_EXERCISE_:
Output every line exactly as written. Leave out pictures.

Rows from a dataset
────────
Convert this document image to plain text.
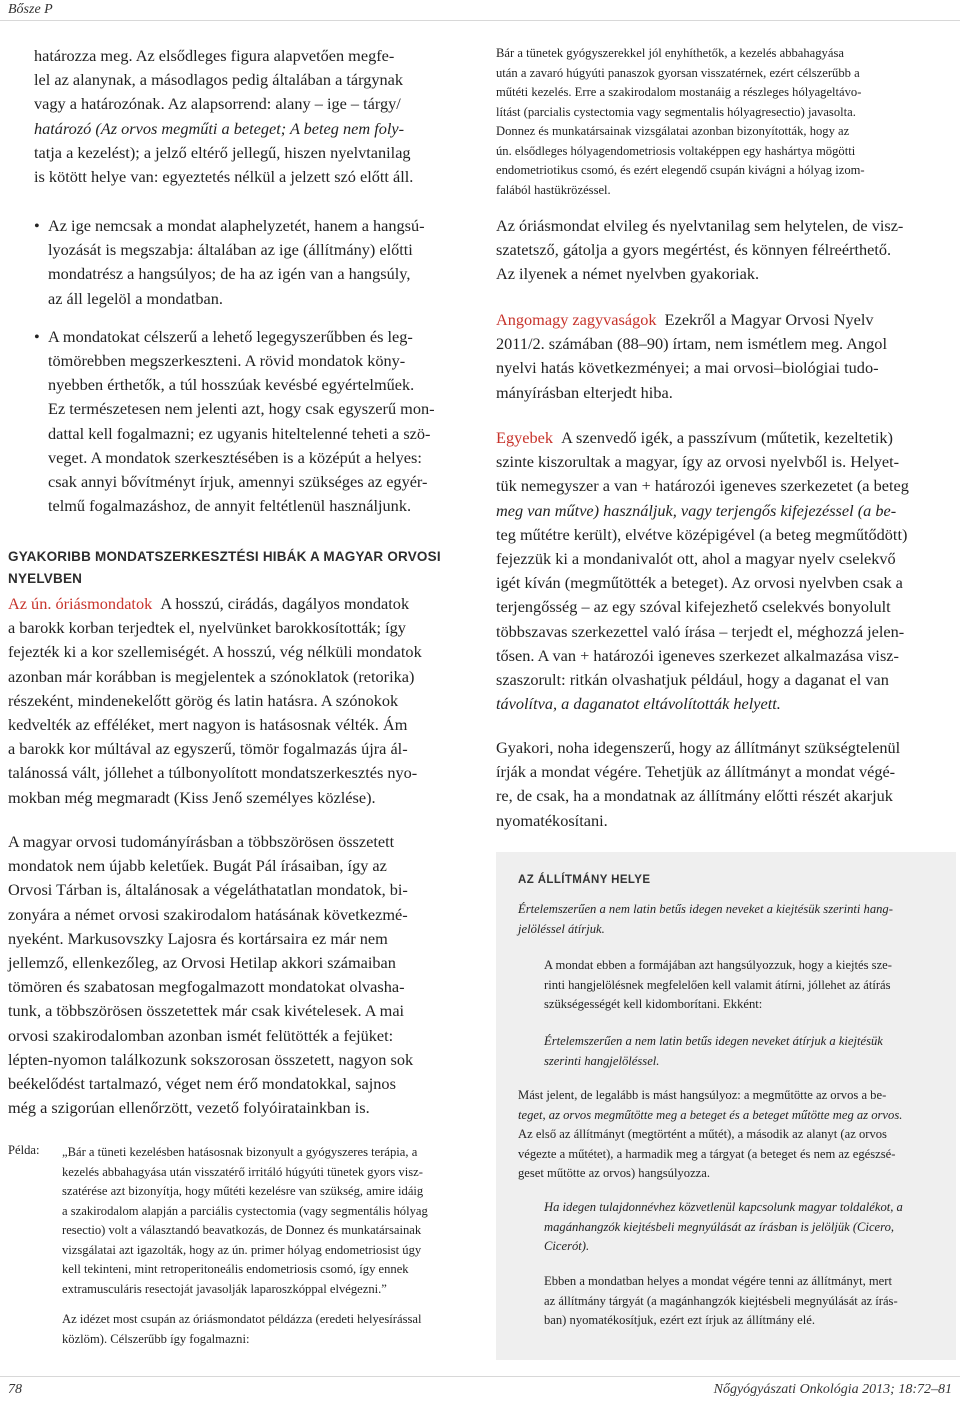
Bősze P

határozza meg. Az elsődleges figura alapvetően megfe-

lel az alanynak, a másodlagos pedig általában a tárgynak

vagy a határozónak. Az alapsorrend: alany – ige – tárgy/

határozó (Az orvos megműti a beteget; A beteg nem foly-

tatja a kezelést); a jelző eltérő jellegű, hiszen nyelvtanilag

is kötött helye van: egyeztetés nélkül a jelzett szó előtt áll.

• Az ige nemcsak a mondat alaphelyzetét, hanem a hangsú-
lyozását is megszabja: általában az ige (állítmány) előtti
mondatrész a hangsúlyos; de ha az igén van a hangsúly,
az áll legelöl a mondatban.
• A mondatokat célszerű a lehető legegyszerűbben és leg-
tömörebben megszerkeszteni. A rövid mondatok köny-
nyebben érthetők, a túl hosszúak kevésbé egyértelműek.
Ez természetesen nem jelenti azt, hogy csak egyszerű mon-
dattal kell fogalmazni; ez ugyanis hiteltelenné teheti a szö-
veget. A mondatok szerkesztésében is a középút a helyes:
csak annyi bővítményt írjuk, amennyi szükséges az egyér-
telmű fogalmazáshoz, de annyit feltétlenül használjunk.
GYAKORIBB MONDATSZERKESZTÉSI HIBÁK A MAGYAR ORVOSI
NYELVBEN

Az ún. óriásmondatok A hosszú, cirádás, dagályos mondatok

a barokk korban terjedtek el, nyelvünket barokkosították; így

fejezték ki a kor szellemiségét. A hosszú, vég nélküli mondatok

azonban már korábban is megjelentek a szónoklatok (retorika)

részeként, mindenekelőtt görög és latin hatásra. A szónokok

kedvelték az efféléket, mert nagyon is hatásosnak vélték. Ám

a barokk kor múltával az egyszerű, tömör fogalmazás újra ál-

talánossá vált, jóllehet a túlbonyolított mondatszerkesztés nyo-

mokban még megmaradt (Kiss Jenő személyes közlése).

A magyar orvosi tudományírásban a többszörösen összetett

mondatok nem újabb keletűek. Bugát Pál írásaiban, így az

Orvosi Tárban is, általánosak a végeláthatatlan mondatok, bi-

zonyára a német orvosi szakirodalom hatásának következmé-

nyeként. Markusovszky Lajosra és kortársaira ez már nem

jellemző, ellenkezőleg, az Orvosi Hetilap akkori számaiban

tömören és szabatosan megfogalmazott mondatokat olvasha-

tunk, a többszörösen összetettek már csak kivételesek. A mai

orvosi szakirodalomban azonban ismét felütötték a fejüket:

lépten-nyomon találkozunk sokszorosan összetett, nagyon sok

beékelődést tartalmazó, véget nem érő mondatokkal, sajnos

még a szigorúan ellenőrzött, vezető folyóiratainkban is.

Példa: „Bár a tüneti kezelésben hatásosnak bizonyult a gyógyszeres terápia, a

kezelés abbahagyása után visszatérő irritáló húgyúti tünetek gyors visz-

szatérése azt bizonyítja, hogy műtéti kezelésre van szükség, amire idáig

a szakirodalom alapján a parciális cystectomia (vagy segmentális hólyag

resectio) volt a választandó beavatkozás, de Donnez és munkatársainak

vizsgálatai azt igazolták, hogy az ún. primer hólyag endometriosist úgy

kell tekinteni, mint retroperitoneális endometriosis csomó, így ennek

extramusculáris resectoját javasolják laparoszkóppal elvégezni.”

Az idézet most csupán az óriásmondatot példázza (eredeti helyesírással

közlöm). Célszerűbb így fogalmazni:

Bár a tünetek gyógyszerekkel jól enyhíthetők, a kezelés abbahagyása

után a zavaró húgyúti panaszok gyorsan visszatérnek, ezért célszerűbb a

műtéti kezelés. Erre a szakirodalom mostanáig a részleges hólyageltávo-

lítást (parcialis cystectomia vagy segmentalis hólyagresectio) javasolta.

Donnez és munkatársainak vizsgálatai azonban bizonyították, hogy az

ún. elsődleges hólyagendometriosis voltaképpen egy hashártya mögötti

endometriotikus csomó, és ezért elegendő csupán kivágni a hólyag izom-

falából hastükrözéssel.

Az óriásmondat elvileg és nyelvtanilag sem helytelen, de visz-

szatetsző, gátolja a gyors megértést, és könnyen félreérthető.

Az ilyenek a német nyelvben gyakoriak.

Angomagy zagyvaságok Ezekről a Magyar Orvosi Nyelv

2011/2. számában (88–90) írtam, nem ismétlem meg. Angol

nyelvi hatás következményei; a mai orvosi–biológiai tudo-

mányírásban elterjedt hiba.

Egyebek A szenvedő igék, a passzívum (műtetik, kezeltetik)

szinte kiszorultak a magyar, így az orvosi nyelvből is. Helyet-

tük nemegyszer a van + határozói igeneves szerkezetet (a beteg

meg van műtve) használjuk, vagy terjengős kifejezéssel (a be-

teg műtétre került), elvétve középigével (a beteg megműtődött)

fejezzük ki a mondanivalót ott, ahol a magyar nyelv cselekvő

igét kíván (megműtötték a beteget). Az orvosi nyelvben csak a

terjengősség – az egy szóval kifejezhető cselekvés bonyolult

többszavas szerkezettel való írása – terjedt el, méghozzá jelen-

tősen. A van + határozói igeneves szerkezet alkalmazása visz-

szaszorult: ritkán olvashatjuk például, hogy a daganat el van

távolítva, a daganatot eltávolították helyett.

Gyakori, noha idegenszerű, hogy az állítmányt szükségtelenül

írják a mondat végére. Tehetjük az állítmányt a mondat végé-

re, de csak, ha a mondatnak az állítmány előtti részét akarjuk

nyomatékosítani.

AZ ÁLLÍTMÁNY HELYE

Értelemszerűen a nem latin betűs idegen neveket a kiejtésük szerinti hang-

jelöléssel átírjuk.

A mondat ebben a formájában azt hangsúlyozzuk, hogy a kiejtés sze-

rinti hangjelölésnek megfelelően kell valamit átírni, jóllehet az átírás

szükségességét kell kidomborítani. Ekként:

Értelemszerűen a nem latin betűs idegen neveket átírjuk a kiejtésük

szerinti hangjelöléssel.

Mást jelent, de legalább is mást hangsúlyoz: a megműtötte az orvos a be-

teget, az orvos megműtötte meg a beteget és a beteget műtötte meg az orvos.

Az első az állítmányt (megtörtént a műtét), a második az alanyt (az orvos

végezte a műtétet), a harmadik meg a tárgyat (a beteget és nem az egészsé-

geset műtötte az orvos) hangsúlyozza.

Ha idegen tulajdonnévhez közvetlenül kapcsolunk magyar toldalékot, a

magánhangzók kiejtésbeli megnyúlását az írásban is jelöljük (Cicero,

Cicerót).

Ebben a mondatban helyes a mondat végére tenni az állítmányt, mert

az állítmány tárgyát (a magánhangzók kiejtésbeli megnyúlását az írás-

ban) nyomatékosítjuk, ezért ezt írjuk az állítmány elé.

78	Nőgyógyászati Onkológia 2013; 18:72–81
────────
_EXPECTED OUTPUT_:
Convert this document image to plain text.
Bősze P

határozza meg. Az elsődleges figura alapvetően megfe-

lel az alanynak, a másodlagos pedig általában a tárgynak

vagy a határozónak. Az alapsorrend: alany – ige – tárgy/

határozó (Az orvos megműti a beteget; A beteg nem foly-

tatja a kezelést); a jelző eltérő jellegű, hiszen nyelvtanilag

is kötött helye van: egyeztetés nélkül a jelzett szó előtt áll.

• Az ige nemcsak a mondat alaphelyzetét, hanem a hangsú-
lyozását is megszabja: általában az ige (állítmány) előtti
mondatrész a hangsúlyos; de ha az igén van a hangsúly,
az áll legelöl a mondatban.
• A mondatokat célszerű a lehető legegyszerűbben és leg-
tömörebben megszerkeszteni. A rövid mondatok köny-
nyebben érthetők, a túl hosszúak kevésbé egyértelműek.
Ez természetesen nem jelenti azt, hogy csak egyszerű mon-
dattal kell fogalmazni; ez ugyanis hiteltelenné teheti a szö-
veget. A mondatok szerkesztésében is a középút a helyes:
csak annyi bővítményt írjuk, amennyi szükséges az egyér-
telmű fogalmazáshoz, de annyit feltétlenül használjunk.
GYAKORIBB MONDATSZERKESZTÉSI HIBÁK A MAGYAR ORVOSI
NYELVBEN

Az ún. óriásmondatok A hosszú, cirádás, dagályos mondatok

a barokk korban terjedtek el, nyelvünket barokkosították; így

fejezték ki a kor szellemiségét. A hosszú, vég nélküli mondatok

azonban már korábban is megjelentek a szónoklatok (retorika)

részeként, mindenekelőtt görög és latin hatásra. A szónokok

kedvelték az efféléket, mert nagyon is hatásosnak vélték. Ám

a barokk kor múltával az egyszerű, tömör fogalmazás újra ál-

talánossá vált, jóllehet a túlbonyolított mondatszerkesztés nyo-

mokban még megmaradt (Kiss Jenő személyes közlése).

A magyar orvosi tudományírásban a többszörösen összetett

mondatok nem újabb keletűek. Bugát Pál írásaiban, így az

Orvosi Tárban is, általánosak a végeláthatatlan mondatok, bi-

zonyára a német orvosi szakirodalom hatásának következmé-

nyeként. Markusovszky Lajosra és kortársaira ez már nem

jellemző, ellenkezőleg, az Orvosi Hetilap akkori számaiban

tömören és szabatosan megfogalmazott mondatokat olvasha-

tunk, a többszörösen összetettek már csak kivételesek. A mai

orvosi szakirodalomban azonban ismét felütötték a fejüket:

lépten-nyomon találkozunk sokszorosan összetett, nagyon sok

beékelődést tartalmazó, véget nem érő mondatokkal, sajnos

még a szigorúan ellenőrzött, vezető folyóiratainkban is.

Példa: „Bár a tüneti kezelésben hatásosnak bizonyult a gyógyszeres terápia, a

kezelés abbahagyása után visszatérő irritáló húgyúti tünetek gyors visz-

szatérése azt bizonyítja, hogy műtéti kezelésre van szükség, amire idáig

a szakirodalom alapján a parciális cystectomia (vagy segmentális hólyag

resectio) volt a választandó beavatkozás, de Donnez és munkatársainak

vizsgálatai azt igazolták, hogy az ún. primer hólyag endometriosist úgy

kell tekinteni, mint retroperitoneális endometriosis csomó, így ennek

extramusculáris resectoját javasolják laparoszkóppal elvégezni.”

Az idézet most csupán az óriásmondatot példázza (eredeti helyesírással

közlöm). Célszerűbb így fogalmazni:

Bár a tünetek gyógyszerekkel jól enyhíthetők, a kezelés abbahagyása

után a zavaró húgyúti panaszok gyorsan visszatérnek, ezért célszerűbb a

műtéti kezelés. Erre a szakirodalom mostanáig a részleges hólyageltávo-

lítást (parcialis cystectomia vagy segmentalis hólyagresectio) javasolta.

Donnez és munkatársainak vizsgálatai azonban bizonyították, hogy az

ún. elsődleges hólyagendometriosis voltaképpen egy hashártya mögötti

endometriotikus csomó, és ezért elegendő csupán kivágni a hólyag izom-

falából hastükrözéssel.

Az óriásmondat elvileg és nyelvtanilag sem helytelen, de visz-

szatetsző, gátolja a gyors megértést, és könnyen félreérthető.

Az ilyenek a német nyelvben gyakoriak.

Angomagy zagyvaságok Ezekről a Magyar Orvosi Nyelv

2011/2. számában (88–90) írtam, nem ismétlem meg. Angol

nyelvi hatás következményei; a mai orvosi–biológiai tudo-

mányírásban elterjedt hiba.

Egyebek A szenvedő igék, a passzívum (műtetik, kezeltetik)

szinte kiszorultak a magyar, így az orvosi nyelvből is. Helyet-

tük nemegyszer a van + határozói igeneves szerkezetet (a beteg

meg van műtve) használjuk, vagy terjengős kifejezéssel (a be-

teg műtétre került), elvétve középigével (a beteg megműtődött)

fejezzük ki a mondanivalót ott, ahol a magyar nyelv cselekvő

igét kíván (megműtötték a beteget). Az orvosi nyelvben csak a

terjengősség – az egy szóval kifejezhető cselekvés bonyolult

többszavas szerkezettel való írása – terjedt el, méghozzá jelen-

tősen. A van + határozói igeneves szerkezet alkalmazása visz-

szaszorult: ritkán olvashatjuk például, hogy a daganat el van

távolítva, a daganatot eltávolították helyett.

Gyakori, noha idegenszerű, hogy az állítmányt szükségtelenül

írják a mondat végére. Tehetjük az állítmányt a mondat végé-

re, de csak, ha a mondatnak az állítmány előtti részét akarjuk

nyomatékosítani.

AZ ÁLLÍTMÁNY HELYE

Értelemszerűen a nem latin betűs idegen neveket a kiejtésük szerinti hang-

jelöléssel átírjuk.

A mondat ebben a formájában azt hangsúlyozzuk, hogy a kiejtés sze-

rinti hangjelölésnek megfelelően kell valamit átírni, jóllehet az átírás

szükségességét kell kidomborítani. Ekként:

Értelemszerűen a nem latin betűs idegen neveket átírjuk a kiejtésük

szerinti hangjelöléssel.

Mást jelent, de legalább is mást hangsúlyoz: a megműtötte az orvos a be-

teget, az orvos megműtötte meg a beteget és a beteget műtötte meg az orvos.

Az első az állítmányt (megtörtént a műtét), a második az alanyt (az orvos

végezte a műtétet), a harmadik meg a tárgyat (a beteget és nem az egészsé-

geset műtötte az orvos) hangsúlyozza.

Ha idegen tulajdonnévhez közvetlenül kapcsolunk magyar toldalékot, a

magánhangzók kiejtésbeli megnyúlását az írásban is jelöljük (Cicero,

Cicerót).

Ebben a mondatban helyes a mondat végére tenni az állítmányt, mert

az állítmány tárgyát (a magánhangzók kiejtésbeli megnyúlását az írás-

ban) nyomatékosítjuk, ezért ezt írjuk az állítmány elé.

78	Nőgyógyászati Onkológia 2013; 18:72–81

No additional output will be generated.